Rows from a figure dataset:
== == ==
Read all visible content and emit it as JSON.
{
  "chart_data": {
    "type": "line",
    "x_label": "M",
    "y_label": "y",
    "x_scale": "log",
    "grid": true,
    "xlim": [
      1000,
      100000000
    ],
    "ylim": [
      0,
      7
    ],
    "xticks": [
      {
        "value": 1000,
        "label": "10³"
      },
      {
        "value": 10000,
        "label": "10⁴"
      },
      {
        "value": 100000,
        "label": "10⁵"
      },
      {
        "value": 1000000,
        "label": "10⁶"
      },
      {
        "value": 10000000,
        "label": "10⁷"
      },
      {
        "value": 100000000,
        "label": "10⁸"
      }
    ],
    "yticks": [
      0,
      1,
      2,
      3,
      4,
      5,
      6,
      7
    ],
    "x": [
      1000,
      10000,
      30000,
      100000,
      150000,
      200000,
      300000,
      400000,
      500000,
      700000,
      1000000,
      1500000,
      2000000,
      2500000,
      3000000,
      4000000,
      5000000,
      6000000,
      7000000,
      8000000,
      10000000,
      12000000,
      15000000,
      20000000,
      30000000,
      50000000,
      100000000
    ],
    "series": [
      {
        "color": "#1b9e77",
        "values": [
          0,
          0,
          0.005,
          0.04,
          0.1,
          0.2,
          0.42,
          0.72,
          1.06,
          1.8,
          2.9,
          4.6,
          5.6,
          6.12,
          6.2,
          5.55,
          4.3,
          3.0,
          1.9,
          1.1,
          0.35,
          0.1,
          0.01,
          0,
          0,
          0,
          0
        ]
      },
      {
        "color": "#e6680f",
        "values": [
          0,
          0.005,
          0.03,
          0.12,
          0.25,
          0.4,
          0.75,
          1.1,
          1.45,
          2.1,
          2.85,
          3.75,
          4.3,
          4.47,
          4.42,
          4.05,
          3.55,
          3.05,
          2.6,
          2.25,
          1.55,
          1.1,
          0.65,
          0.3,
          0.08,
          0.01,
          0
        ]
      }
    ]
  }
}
== == ==
Do this → Repeat each record in full; every line must match exactly.

Answer to the task →
Read all visible content and emit it as JSON.
{
  "chart_data": {
    "type": "line",
    "x_label": "M",
    "y_label": "y",
    "x_scale": "log",
    "grid": true,
    "xlim": [
      1000,
      100000000
    ],
    "ylim": [
      0,
      7
    ],
    "xticks": [
      {
        "value": 1000,
        "label": "10³"
      },
      {
        "value": 10000,
        "label": "10⁴"
      },
      {
        "value": 100000,
        "label": "10⁵"
      },
      {
        "value": 1000000,
        "label": "10⁶"
      },
      {
        "value": 10000000,
        "label": "10⁷"
      },
      {
        "value": 100000000,
        "label": "10⁸"
      }
    ],
    "yticks": [
      0,
      1,
      2,
      3,
      4,
      5,
      6,
      7
    ],
    "x": [
      1000,
      10000,
      30000,
      100000,
      150000,
      200000,
      300000,
      400000,
      500000,
      700000,
      1000000,
      1500000,
      2000000,
      2500000,
      3000000,
      4000000,
      5000000,
      6000000,
      7000000,
      8000000,
      10000000,
      12000000,
      15000000,
      20000000,
      30000000,
      50000000,
      100000000
    ],
    "series": [
      {
        "color": "#1b9e77",
        "values": [
          0,
          0,
          0.005,
          0.04,
          0.1,
          0.2,
          0.42,
          0.72,
          1.06,
          1.8,
          2.9,
          4.6,
          5.6,
          6.12,
          6.2,
          5.55,
          4.3,
          3.0,
          1.9,
          1.1,
          0.35,
          0.1,
          0.01,
          0,
          0,
          0,
          0
        ]
      },
      {
        "color": "#e6680f",
        "values": [
          0,
          0.005,
          0.03,
          0.12,
          0.25,
          0.4,
          0.75,
          1.1,
          1.45,
          2.1,
          2.85,
          3.75,
          4.3,
          4.47,
          4.42,
          4.05,
          3.55,
          3.05,
          2.6,
          2.25,
          1.55,
          1.1,
          0.65,
          0.3,
          0.08,
          0.01,
          0
        ]
      }
    ]
  }
}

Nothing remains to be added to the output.